• [TASK TO CARRY OUT]:
Can you transcribe every entry word for word, skipping the images?

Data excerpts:
● ● ● ● ● ● ●

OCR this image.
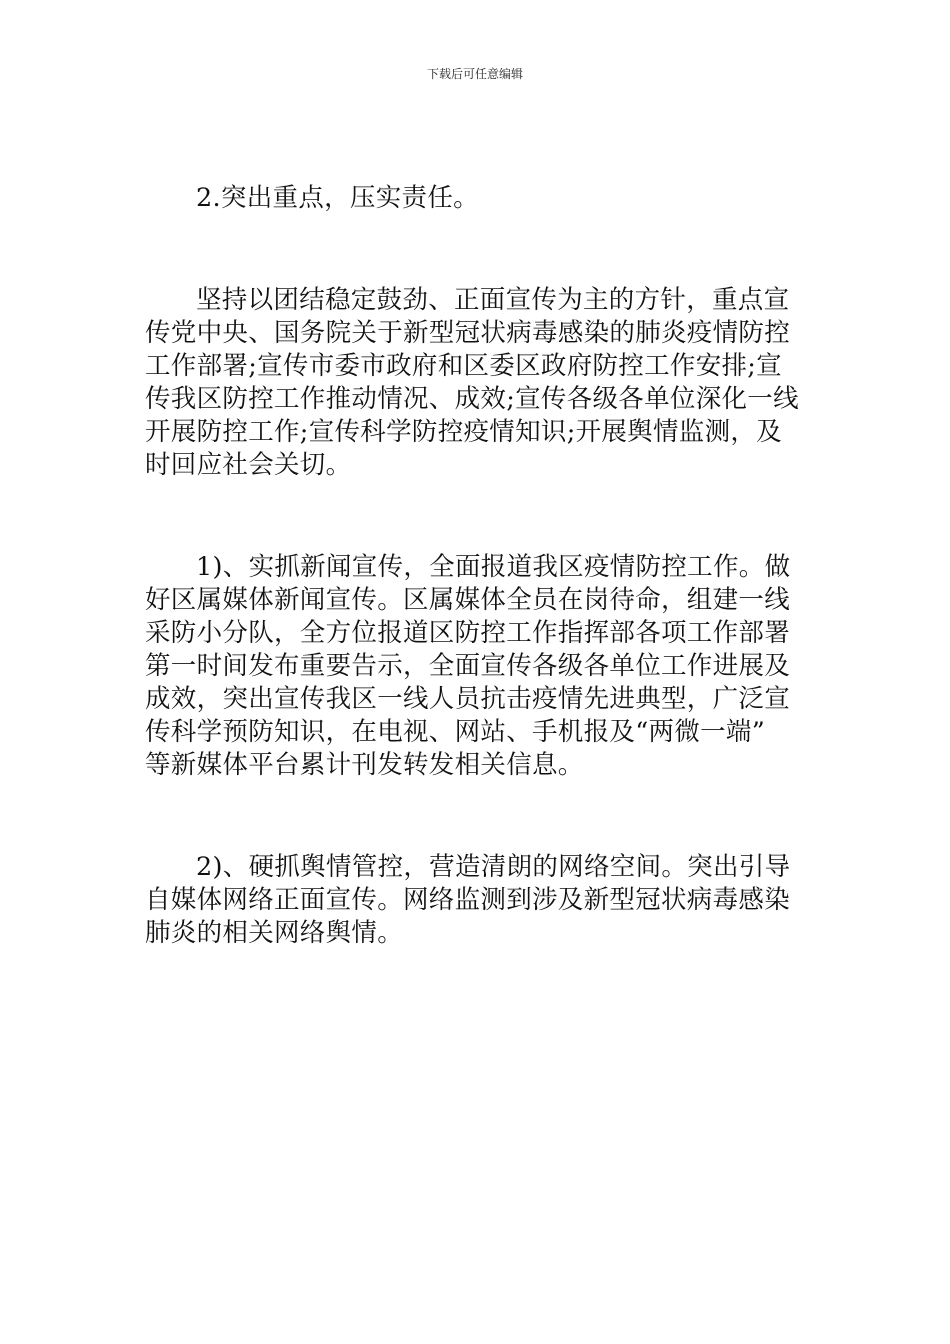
下载后可任意编辑

2.突出重点，压实责任。

坚持以团结稳定鼓劲、正面宣传为主的方针，重点宣
传党中央、国务院关于新型冠状病毒感染的肺炎疫情防控
工作部署;宣传市委市政府和区委区政府防控工作安排;宣
传我区防控工作推动情况、成效;宣传各级各单位深化一线
开展防控工作;宣传科学防控疫情知识;开展舆情监测，及
时回应社会关切。

1)、实抓新闻宣传，全面报道我区疫情防控工作。做
好区属媒体新闻宣传。区属媒体全员在岗待命，组建一线
采防小分队，全方位报道区防控工作指挥部各项工作部署
第一时间发布重要告示，全面宣传各级各单位工作进展及
成效，突出宣传我区一线人员抗击疫情先进典型，广泛宣
传科学预防知识，在电视、网站、手机报及“两微一端”
等新媒体平台累计刊发转发相关信息。

2)、硬抓舆情管控，营造清朗的网络空间。突出引导
自媒体网络正面宣传。网络监测到涉及新型冠状病毒感染
肺炎的相关网络舆情。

● ● ● ● ● ● ●

• [THE RESULT]:
OCR this image.
下载后可任意编辑

2.突出重点，压实责任。

坚持以团结稳定鼓劲、正面宣传为主的方针，重点宣
传党中央、国务院关于新型冠状病毒感染的肺炎疫情防控
工作部署;宣传市委市政府和区委区政府防控工作安排;宣
传我区防控工作推动情况、成效;宣传各级各单位深化一线
开展防控工作;宣传科学防控疫情知识;开展舆情监测，及
时回应社会关切。

1)、实抓新闻宣传，全面报道我区疫情防控工作。做
好区属媒体新闻宣传。区属媒体全员在岗待命，组建一线
采防小分队，全方位报道区防控工作指挥部各项工作部署
第一时间发布重要告示，全面宣传各级各单位工作进展及
成效，突出宣传我区一线人员抗击疫情先进典型，广泛宣
传科学预防知识，在电视、网站、手机报及“两微一端”
等新媒体平台累计刊发转发相关信息。

2)、硬抓舆情管控，营造清朗的网络空间。突出引导
自媒体网络正面宣传。网络监测到涉及新型冠状病毒感染
肺炎的相关网络舆情。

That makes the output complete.